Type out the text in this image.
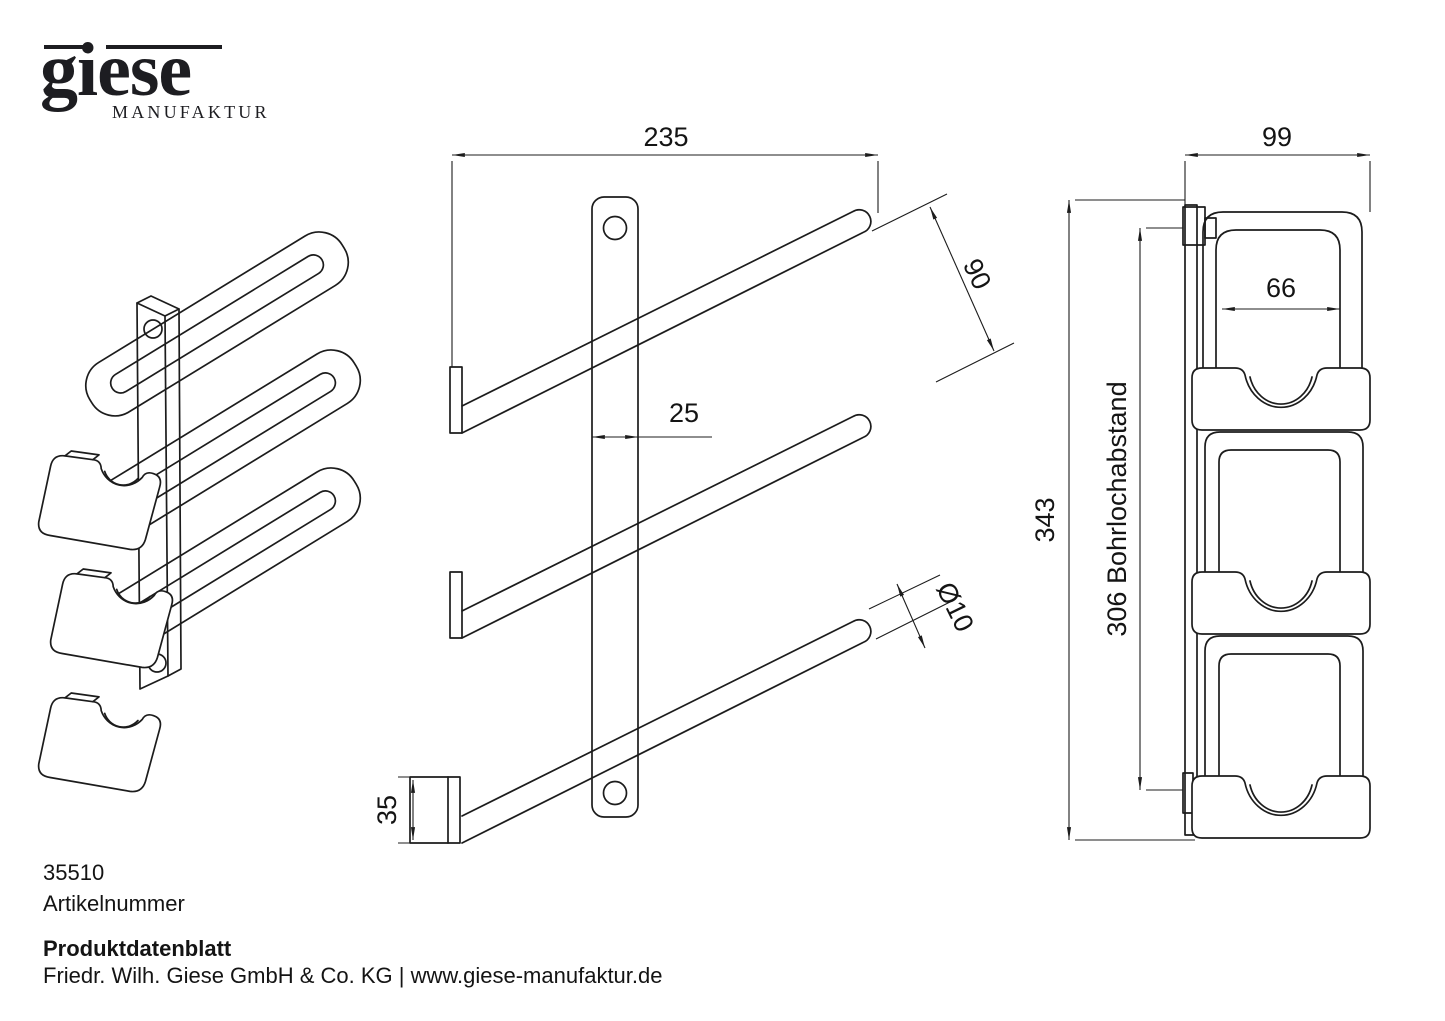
giese
MANUFAKTUR
235
25
90
Ø10
35
99
66
343 306 Bohrlochabstand
35510
Artikelnummer
Produktdatenblatt
Friedr. Wilh. Giese GmbH & Co. KG | www.giese-manufaktur.de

__Exercise description__:
Quote each entry above verbatim and drop the pictures.

__Task solution__:
Type out the text in this image.
giese
MANUFAKTUR
235
25
90
Ø10
35
99
66
343 306 Bohrlochabstand
35510
Artikelnummer
Produktdatenblatt
Friedr. Wilh. Giese GmbH & Co. KG | www.giese-manufaktur.de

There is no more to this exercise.